→ Written instruction: Print the part of the passage on the Soul Searching mixtape starting at "Singles from Soul" and ending at "release Cosmic (2018).", word for word.

→ Supplied passage:
⟨

Mixtape by Bazzi
- Released: August 9, 2019
- Genres: Pop; R&B;
- Length: 28:23
- Labels: iamcosmic; Atlantic;
- Producers: Andrew Bazzi; Rice N Peas;

Bazzi chronology
| Cosmic (2018) | Soul Searching (2019) | Infinite Dream (2022) |

Singles from Soul Searching
- "Paradise" Released: April 4, 2019; "Focus" Released: June 13, 2019; "I.F.L.Y." Released: July 8, 2019;

= Soul Searching (mixtape) =

Soul Searching is the debut mixtape by an American singer-songwriter Bazzi, released through Bazzi's imprint, iamcosmic, and Atlantic on August 9, 2019. It was preceded by the singles "Paradise", "Focus" and "I.F.L.Y.". It is a follow-up to his 2018 release Cosmic (2018).

==Background==
Bazzi called the mixtape a "journey of love, pain and growth" and said his intention was to "make a record that felt like summer and make people want to put their windows down and just enjoy it". Prior to its release, Bazzi said he wanted to release more music to his fans and "continue to build a connection with people". According to Bazzi in an interview with Billboard, the mixtape is his most personal work to date.

⟩

→ Material supplied:
⟨

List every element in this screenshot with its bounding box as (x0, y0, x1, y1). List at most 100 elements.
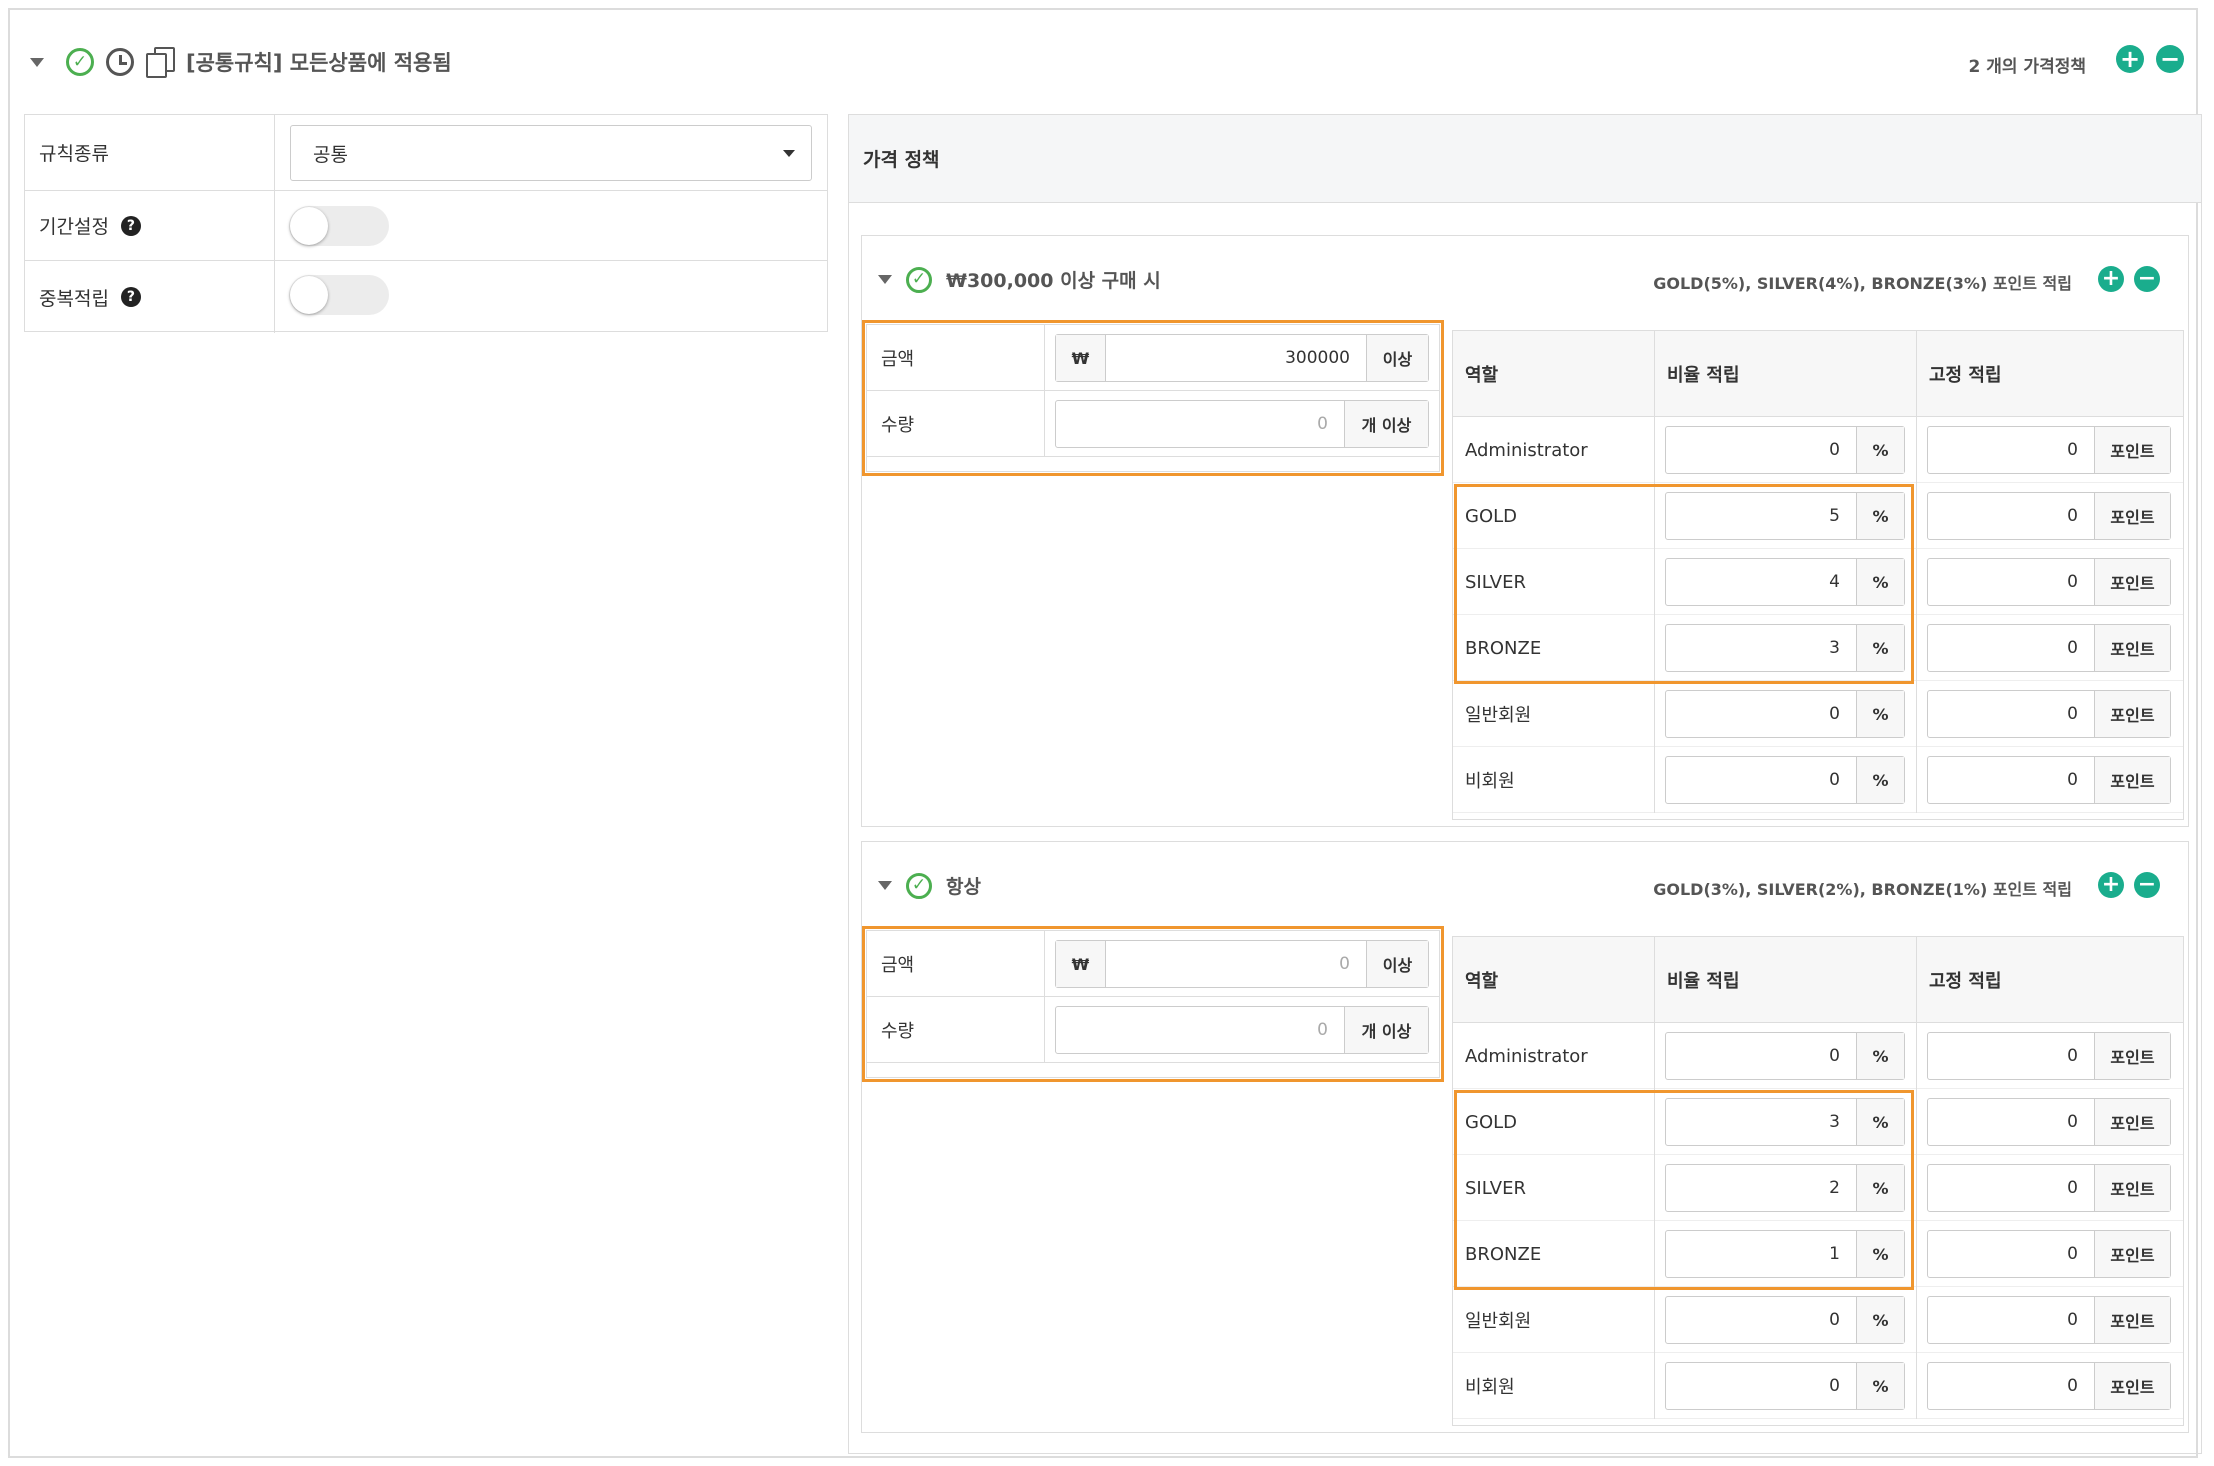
quantity-input[interactable]: 0 개 이상 (1055, 400, 1429, 448)
duplicate-toggle[interactable] (289, 275, 389, 315)
add-rule-icon[interactable]: + (2098, 266, 2124, 292)
role-name: SILVER (1453, 1155, 1655, 1221)
help-icon[interactable]: ? (120, 287, 141, 307)
fixed-value[interactable]: 0 (1928, 1099, 2094, 1145)
quantity-value[interactable]: 0 (1056, 401, 1344, 447)
fixed-point-input[interactable]: 0 포인트 (1927, 1164, 2171, 1212)
fixed-value[interactable]: 0 (1928, 1363, 2094, 1409)
fixed-point-input[interactable]: 0 포인트 (1927, 624, 2171, 672)
point-unit: 포인트 (2094, 1231, 2170, 1277)
point-unit: 포인트 (2094, 427, 2170, 473)
rate-value[interactable]: 1 (1666, 1231, 1856, 1277)
rate-input[interactable]: 3% (1665, 624, 1905, 672)
rate-input[interactable]: 0% (1665, 690, 1905, 738)
fixed-value[interactable]: 0 (1928, 757, 2094, 803)
rule-type-select[interactable]: 공통 (290, 125, 812, 181)
quantity-value[interactable]: 0 (1056, 1007, 1344, 1053)
period-label: 기간설정 (39, 216, 109, 238)
fixed-value[interactable]: 0 (1928, 1165, 2094, 1211)
amount-suffix: 이상 (1366, 335, 1428, 381)
rate-input[interactable]: 1% (1665, 1230, 1905, 1278)
collapse-caret-icon[interactable] (30, 57, 44, 67)
copy-icon[interactable] (144, 45, 178, 79)
rate-input[interactable]: 4% (1665, 558, 1905, 606)
fixed-value[interactable]: 0 (1928, 1297, 2094, 1343)
condition-table: 금액 ₩ 0 이상 수량 0 개 이상 (866, 930, 1440, 1078)
price-policy-title: 가격 정책 (849, 115, 2201, 203)
rate-value[interactable]: 5 (1666, 493, 1856, 539)
fixed-value[interactable]: 0 (1928, 625, 2094, 671)
remove-policy-icon[interactable]: − (2156, 45, 2184, 73)
rate-value[interactable]: 0 (1666, 1297, 1856, 1343)
rate-input[interactable]: 0% (1665, 426, 1905, 474)
rate-value[interactable]: 0 (1666, 1363, 1856, 1409)
fixed-point-input[interactable]: 0 포인트 (1927, 492, 2171, 540)
quantity-input[interactable]: 0 개 이상 (1055, 1006, 1429, 1054)
role-row: BRONZE 3% 0 포인트 (1453, 615, 2183, 681)
rate-value[interactable]: 0 (1666, 427, 1856, 473)
rate-value[interactable]: 2 (1666, 1165, 1856, 1211)
collapse-caret-icon[interactable] (878, 275, 892, 284)
point-unit: 포인트 (2094, 559, 2170, 605)
amount-value[interactable]: 300000 (1106, 335, 1366, 381)
rate-value[interactable]: 4 (1666, 559, 1856, 605)
fixed-value[interactable]: 0 (1928, 1033, 2094, 1079)
clock-icon[interactable] (106, 48, 134, 76)
period-toggle[interactable] (289, 206, 389, 246)
fixed-column-header: 고정 적립 (1929, 365, 2002, 386)
rate-input[interactable]: 0% (1665, 1296, 1905, 1344)
fixed-point-input[interactable]: 0 포인트 (1927, 756, 2171, 804)
rate-input[interactable]: 3% (1665, 1098, 1905, 1146)
role-table: 역할 비율 적립 고정 적립 Administrator 0% 0 포인트 GOLD 3%… (1452, 936, 2184, 1426)
rate-input[interactable]: 5% (1665, 492, 1905, 540)
rate-value[interactable]: 3 (1666, 1099, 1856, 1145)
setting-row-rule-type: 규칙종류 공통 (25, 115, 827, 191)
rate-input[interactable]: 2% (1665, 1164, 1905, 1212)
policy-card-title: ₩300,000 이상 구매 시 (946, 270, 1161, 292)
remove-rule-icon[interactable]: − (2134, 872, 2160, 898)
role-name: Administrator (1453, 1023, 1655, 1089)
add-rule-icon[interactable]: + (2098, 872, 2124, 898)
fixed-value[interactable]: 0 (1928, 1231, 2094, 1277)
rate-input[interactable]: 0% (1665, 756, 1905, 804)
add-policy-icon[interactable]: + (2116, 45, 2144, 73)
check-circle-icon[interactable]: ✓ (906, 266, 932, 293)
fixed-value[interactable]: 0 (1928, 559, 2094, 605)
rate-value[interactable]: 0 (1666, 1033, 1856, 1079)
check-circle-icon[interactable]: ✓ (906, 872, 932, 899)
percent-unit: % (1856, 1231, 1904, 1277)
condition-row-amount: 금액 ₩ 0 이상 (867, 931, 1439, 997)
rate-input[interactable]: 0% (1665, 1032, 1905, 1080)
fixed-point-input[interactable]: 0 포인트 (1927, 1362, 2171, 1410)
rate-value[interactable]: 0 (1666, 757, 1856, 803)
fixed-point-input[interactable]: 0 포인트 (1927, 1032, 2171, 1080)
check-circle-icon[interactable]: ✓ (66, 48, 94, 76)
percent-unit: % (1856, 559, 1904, 605)
amount-input[interactable]: ₩ 0 이상 (1055, 940, 1429, 988)
fixed-value[interactable]: 0 (1928, 493, 2094, 539)
point-unit: 포인트 (2094, 691, 2170, 737)
rate-input[interactable]: 0% (1665, 1362, 1905, 1410)
remove-rule-icon[interactable]: − (2134, 266, 2160, 292)
help-icon[interactable]: ? (120, 215, 141, 236)
amount-input[interactable]: ₩ 300000 이상 (1055, 334, 1429, 382)
fixed-point-input[interactable]: 0 포인트 (1927, 1098, 2171, 1146)
rate-value[interactable]: 0 (1666, 691, 1856, 737)
rate-value[interactable]: 3 (1666, 625, 1856, 671)
role-row: SILVER 4% 0 포인트 (1453, 549, 2183, 615)
role-row: GOLD 3% 0 포인트 (1453, 1089, 2183, 1155)
fixed-value[interactable]: 0 (1928, 691, 2094, 737)
fixed-point-input[interactable]: 0 포인트 (1927, 426, 2171, 474)
fixed-point-input[interactable]: 0 포인트 (1927, 558, 2171, 606)
role-row: 비회원 0% 0 포인트 (1453, 747, 2183, 813)
rule-settings: 규칙종류 공통 기간설정 ? 중복적립 ? (24, 114, 828, 333)
fixed-point-input[interactable]: 0 포인트 (1927, 1296, 2171, 1344)
policy-summary: GOLD(3%), SILVER(2%), BRONZE(1%) 포인트 적립 (1653, 880, 2072, 899)
role-row: BRONZE 1% 0 포인트 (1453, 1221, 2183, 1287)
amount-value[interactable]: 0 (1106, 941, 1366, 987)
role-row: 일반회원 0% 0 포인트 (1453, 1287, 2183, 1353)
fixed-point-input[interactable]: 0 포인트 (1927, 690, 2171, 738)
fixed-point-input[interactable]: 0 포인트 (1927, 1230, 2171, 1278)
fixed-value[interactable]: 0 (1928, 427, 2094, 473)
collapse-caret-icon[interactable] (878, 881, 892, 890)
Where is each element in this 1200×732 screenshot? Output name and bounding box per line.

⟩

→ Written response:
Singles from Soul Searching
- "Paradise" Released: April 4, 2019; "Focus" Released: June 13, 2019; "I.F.L.Y." Released: July 8, 2019;

= Soul Searching (mixtape) =

Soul Searching is the debut mixtape by an American singer-songwriter Bazzi, released through Bazzi's imprint, iamcosmic, and Atlantic on August 9, 2019. It was preceded by the singles "Paradise", "Focus" and "I.F.L.Y.". It is a follow-up to his 2018 release Cosmic (2018).